» **Work instructions**: Give the data again exactly as written, skipping any pictures.

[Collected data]
⟨

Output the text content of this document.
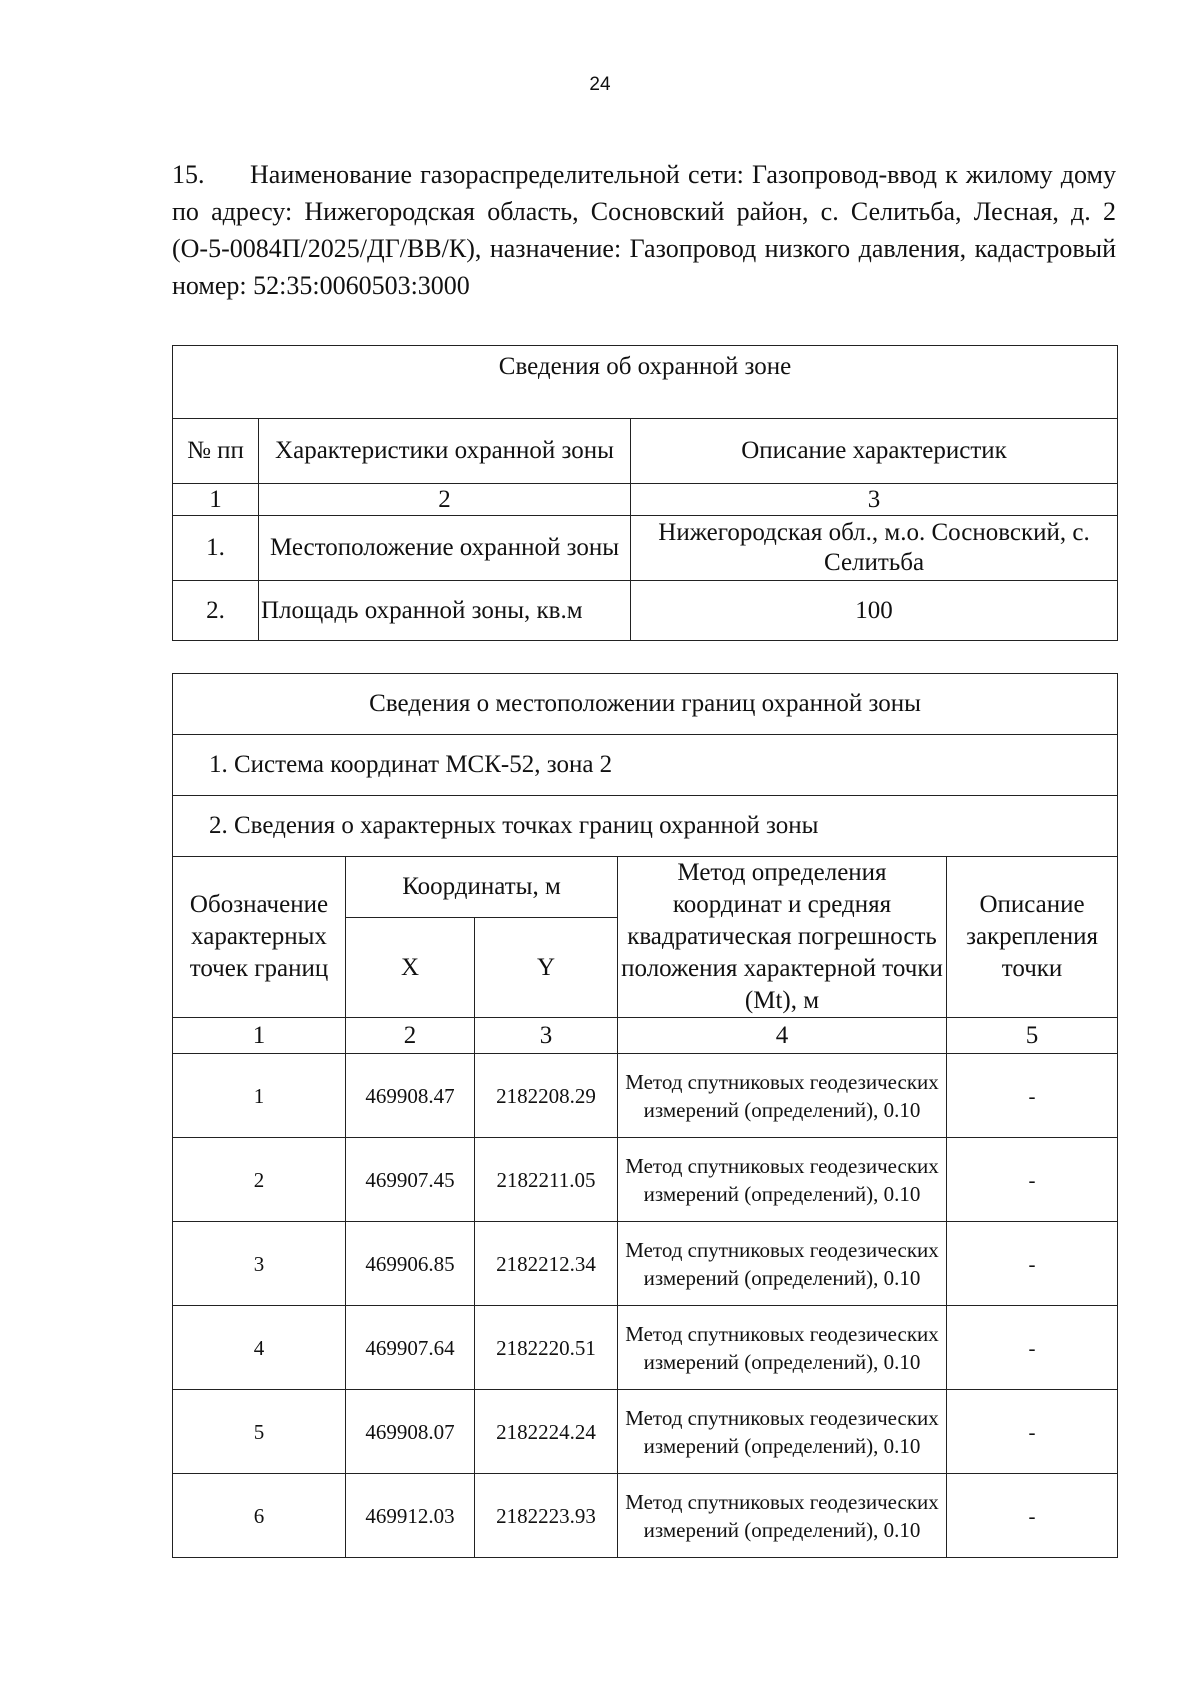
24
15. Наименование газораспределительной сети: Газопровод-ввод к жилому дому по адресу: Нижегородская область, Сосновский район, с. Селитьба, Лесная, д. 2 (О-5-0084П/2025/ДГ/ВВ/К), назначение: Газопровод низкого давления, кадастровый номер: 52:35:0060503:3000
Сведения об охранной зоне		
№ пп	Характеристики охранной зоны	Описание характеристик
1	2	3
1.	Местоположение охранной зоны	Нижегородская обл., м.о. Сосновский, с. Селитьба
2.	Площадь охранной зоны, кв.м	100
Сведения о местоположении границ охранной зоны				
1. Система координат МСК-52, зона 2				
2. Сведения о характерных точках границ охранной зоны				
Обозначение характерных точек границ	Координаты, м		Метод определения координат и средняя квадратическая погрешность положения характерной точки (Mt), м	Описание закрепления точки
	X	Y		
1	2	3	4	5
1	469908.47	2182208.29	Метод спутниковых геодезических измерений (определений), 0.10	-
2	469907.45	2182211.05	Метод спутниковых геодезических измерений (определений), 0.10	-
3	469906.85	2182212.34	Метод спутниковых геодезических измерений (определений), 0.10	-
4	469907.64	2182220.51	Метод спутниковых геодезических измерений (определений), 0.10	-
5	469908.07	2182224.24	Метод спутниковых геодезических измерений (определений), 0.10	-
6	469912.03	2182223.93	Метод спутниковых геодезических измерений (определений), 0.10	-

⟩

» **In response**:
Output the text content of this document.
24
15. Наименование газораспределительной сети: Газопровод-ввод к жилому дому по адресу: Нижегородская область, Сосновский район, с. Селитьба, Лесная, д. 2 (О-5-0084П/2025/ДГ/ВВ/К), назначение: Газопровод низкого давления, кадастровый номер: 52:35:0060503:3000
Сведения об охранной зоне		
№ пп	Характеристики охранной зоны	Описание характеристик
1	2	3
1.	Местоположение охранной зоны	Нижегородская обл., м.о. Сосновский, с. Селитьба
2.	Площадь охранной зоны, кв.м	100
Сведения о местоположении границ охранной зоны				
1. Система координат МСК-52, зона 2				
2. Сведения о характерных точках границ охранной зоны				
Обозначение характерных точек границ	Координаты, м		Метод определения координат и средняя квадратическая погрешность положения характерной точки (Mt), м	Описание закрепления точки
	X	Y		
1	2	3	4	5
1	469908.47	2182208.29	Метод спутниковых геодезических измерений (определений), 0.10	-
2	469907.45	2182211.05	Метод спутниковых геодезических измерений (определений), 0.10	-
3	469906.85	2182212.34	Метод спутниковых геодезических измерений (определений), 0.10	-
4	469907.64	2182220.51	Метод спутниковых геодезических измерений (определений), 0.10	-
5	469908.07	2182224.24	Метод спутниковых геодезических измерений (определений), 0.10	-
6	469912.03	2182223.93	Метод спутниковых геодезических измерений (определений), 0.10	-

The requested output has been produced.